**TASK REQUIREMENTS**
Rewrite the lines below as a numbered list, starting with the first line and ending with the line that contains "file-list-item[interactable]: stm32f4xx_iwdg.h —", and omit any blank lines.

# start of TASK MATERIAL

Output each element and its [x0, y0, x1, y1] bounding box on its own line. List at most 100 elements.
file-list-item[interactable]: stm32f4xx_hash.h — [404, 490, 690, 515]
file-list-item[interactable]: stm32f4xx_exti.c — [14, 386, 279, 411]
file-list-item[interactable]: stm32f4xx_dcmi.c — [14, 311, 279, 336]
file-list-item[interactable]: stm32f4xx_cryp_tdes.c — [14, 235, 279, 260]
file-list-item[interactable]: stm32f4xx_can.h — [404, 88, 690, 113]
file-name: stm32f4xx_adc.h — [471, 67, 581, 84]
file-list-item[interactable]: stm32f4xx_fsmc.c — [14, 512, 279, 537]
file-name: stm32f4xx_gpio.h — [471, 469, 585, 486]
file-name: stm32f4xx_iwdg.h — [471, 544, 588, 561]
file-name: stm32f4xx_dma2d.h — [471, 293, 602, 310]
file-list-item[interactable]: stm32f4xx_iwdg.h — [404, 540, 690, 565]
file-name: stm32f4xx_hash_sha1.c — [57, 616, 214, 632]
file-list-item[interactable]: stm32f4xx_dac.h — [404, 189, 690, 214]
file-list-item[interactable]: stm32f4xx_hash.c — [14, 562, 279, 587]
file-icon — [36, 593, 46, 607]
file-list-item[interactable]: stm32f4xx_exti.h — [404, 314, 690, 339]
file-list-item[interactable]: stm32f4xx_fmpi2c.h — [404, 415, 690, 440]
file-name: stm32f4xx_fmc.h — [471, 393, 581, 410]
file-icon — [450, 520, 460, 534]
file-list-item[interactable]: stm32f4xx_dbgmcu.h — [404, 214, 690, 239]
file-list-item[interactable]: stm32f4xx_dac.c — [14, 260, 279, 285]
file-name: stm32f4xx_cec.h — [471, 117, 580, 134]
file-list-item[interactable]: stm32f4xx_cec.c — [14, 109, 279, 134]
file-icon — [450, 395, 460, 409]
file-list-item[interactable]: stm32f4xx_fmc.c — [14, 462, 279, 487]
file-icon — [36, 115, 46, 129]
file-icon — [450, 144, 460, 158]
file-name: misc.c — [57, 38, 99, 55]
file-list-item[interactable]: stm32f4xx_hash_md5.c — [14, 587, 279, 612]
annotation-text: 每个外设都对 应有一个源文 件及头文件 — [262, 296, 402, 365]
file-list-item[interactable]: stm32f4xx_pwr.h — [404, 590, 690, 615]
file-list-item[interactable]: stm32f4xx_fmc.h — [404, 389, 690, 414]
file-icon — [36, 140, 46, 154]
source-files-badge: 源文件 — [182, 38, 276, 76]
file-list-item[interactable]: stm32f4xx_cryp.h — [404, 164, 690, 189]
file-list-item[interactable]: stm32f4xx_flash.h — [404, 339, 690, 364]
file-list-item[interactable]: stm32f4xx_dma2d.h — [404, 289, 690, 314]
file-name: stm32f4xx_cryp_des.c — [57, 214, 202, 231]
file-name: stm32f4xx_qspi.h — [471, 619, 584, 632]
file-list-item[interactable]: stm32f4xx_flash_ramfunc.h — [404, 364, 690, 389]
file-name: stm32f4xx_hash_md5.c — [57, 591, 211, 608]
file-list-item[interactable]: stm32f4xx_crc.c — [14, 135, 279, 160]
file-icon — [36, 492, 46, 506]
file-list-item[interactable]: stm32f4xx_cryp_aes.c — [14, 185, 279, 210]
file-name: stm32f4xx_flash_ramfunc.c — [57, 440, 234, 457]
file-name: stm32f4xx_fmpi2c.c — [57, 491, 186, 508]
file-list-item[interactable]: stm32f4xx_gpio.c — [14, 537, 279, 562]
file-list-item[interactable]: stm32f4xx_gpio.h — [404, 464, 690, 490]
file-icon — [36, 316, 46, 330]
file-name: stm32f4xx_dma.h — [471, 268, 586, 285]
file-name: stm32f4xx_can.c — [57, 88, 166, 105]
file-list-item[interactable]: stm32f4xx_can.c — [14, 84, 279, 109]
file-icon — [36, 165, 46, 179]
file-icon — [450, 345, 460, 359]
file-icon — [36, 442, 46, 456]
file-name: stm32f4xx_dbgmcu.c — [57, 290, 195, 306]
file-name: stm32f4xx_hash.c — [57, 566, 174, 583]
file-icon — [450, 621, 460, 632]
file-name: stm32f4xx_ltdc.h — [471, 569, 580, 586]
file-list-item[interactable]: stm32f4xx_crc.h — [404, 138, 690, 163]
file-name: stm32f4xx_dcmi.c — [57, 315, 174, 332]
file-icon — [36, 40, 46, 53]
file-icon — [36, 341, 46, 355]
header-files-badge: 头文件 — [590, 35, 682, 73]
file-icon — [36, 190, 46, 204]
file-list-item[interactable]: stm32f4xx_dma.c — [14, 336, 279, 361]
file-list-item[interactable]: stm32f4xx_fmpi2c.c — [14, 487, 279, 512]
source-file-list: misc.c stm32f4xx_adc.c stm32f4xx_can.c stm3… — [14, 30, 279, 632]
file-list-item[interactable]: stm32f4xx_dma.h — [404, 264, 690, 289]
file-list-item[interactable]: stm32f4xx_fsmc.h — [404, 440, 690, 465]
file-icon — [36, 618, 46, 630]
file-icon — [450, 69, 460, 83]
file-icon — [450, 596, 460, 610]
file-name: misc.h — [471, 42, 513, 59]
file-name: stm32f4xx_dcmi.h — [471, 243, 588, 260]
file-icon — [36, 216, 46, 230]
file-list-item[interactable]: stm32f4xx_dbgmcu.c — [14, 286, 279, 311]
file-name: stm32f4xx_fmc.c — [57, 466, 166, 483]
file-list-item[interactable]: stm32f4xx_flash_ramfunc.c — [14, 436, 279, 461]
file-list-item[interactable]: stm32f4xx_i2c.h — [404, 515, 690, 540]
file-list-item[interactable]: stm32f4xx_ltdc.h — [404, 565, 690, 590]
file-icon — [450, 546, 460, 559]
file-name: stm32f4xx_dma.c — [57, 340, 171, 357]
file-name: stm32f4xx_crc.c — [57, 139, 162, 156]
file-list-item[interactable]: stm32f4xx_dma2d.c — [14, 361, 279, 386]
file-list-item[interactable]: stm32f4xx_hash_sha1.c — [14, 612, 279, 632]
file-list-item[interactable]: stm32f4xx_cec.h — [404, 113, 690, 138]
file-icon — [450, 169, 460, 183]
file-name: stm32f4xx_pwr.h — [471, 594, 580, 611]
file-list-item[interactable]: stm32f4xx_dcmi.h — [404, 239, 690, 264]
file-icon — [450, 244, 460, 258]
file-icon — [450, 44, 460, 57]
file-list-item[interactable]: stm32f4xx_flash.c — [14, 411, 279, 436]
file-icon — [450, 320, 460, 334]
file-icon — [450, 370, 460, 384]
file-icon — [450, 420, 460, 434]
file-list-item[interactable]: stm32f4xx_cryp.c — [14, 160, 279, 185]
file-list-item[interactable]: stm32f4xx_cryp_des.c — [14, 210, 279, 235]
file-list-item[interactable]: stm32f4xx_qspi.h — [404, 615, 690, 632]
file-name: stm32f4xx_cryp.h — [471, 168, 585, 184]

# end of TASK MATERIAL

**FINAL RESULT**
1. Output each element and its [x0, y0, x1, y1] bounding box on its own line. List at most 100 elements.
2. file-list-item[interactable]: stm32f4xx_hash.h — [404, 490, 690, 515]
3. file-list-item[interactable]: stm32f4xx_exti.c — [14, 386, 279, 411]
4. file-list-item[interactable]: stm32f4xx_dcmi.c — [14, 311, 279, 336]
5. file-list-item[interactable]: stm32f4xx_cryp_tdes.c — [14, 235, 279, 260]
6. file-list-item[interactable]: stm32f4xx_can.h — [404, 88, 690, 113]
7. file-name: stm32f4xx_adc.h — [471, 67, 581, 84]
8. file-list-item[interactable]: stm32f4xx_fsmc.c — [14, 512, 279, 537]
9. file-name: stm32f4xx_gpio.h — [471, 469, 585, 486]
10. file-name: stm32f4xx_iwdg.h — [471, 544, 588, 561]
11. file-name: stm32f4xx_dma2d.h — [471, 293, 602, 310]
12. file-list-item[interactable]: stm32f4xx_iwdg.h — [404, 540, 690, 565]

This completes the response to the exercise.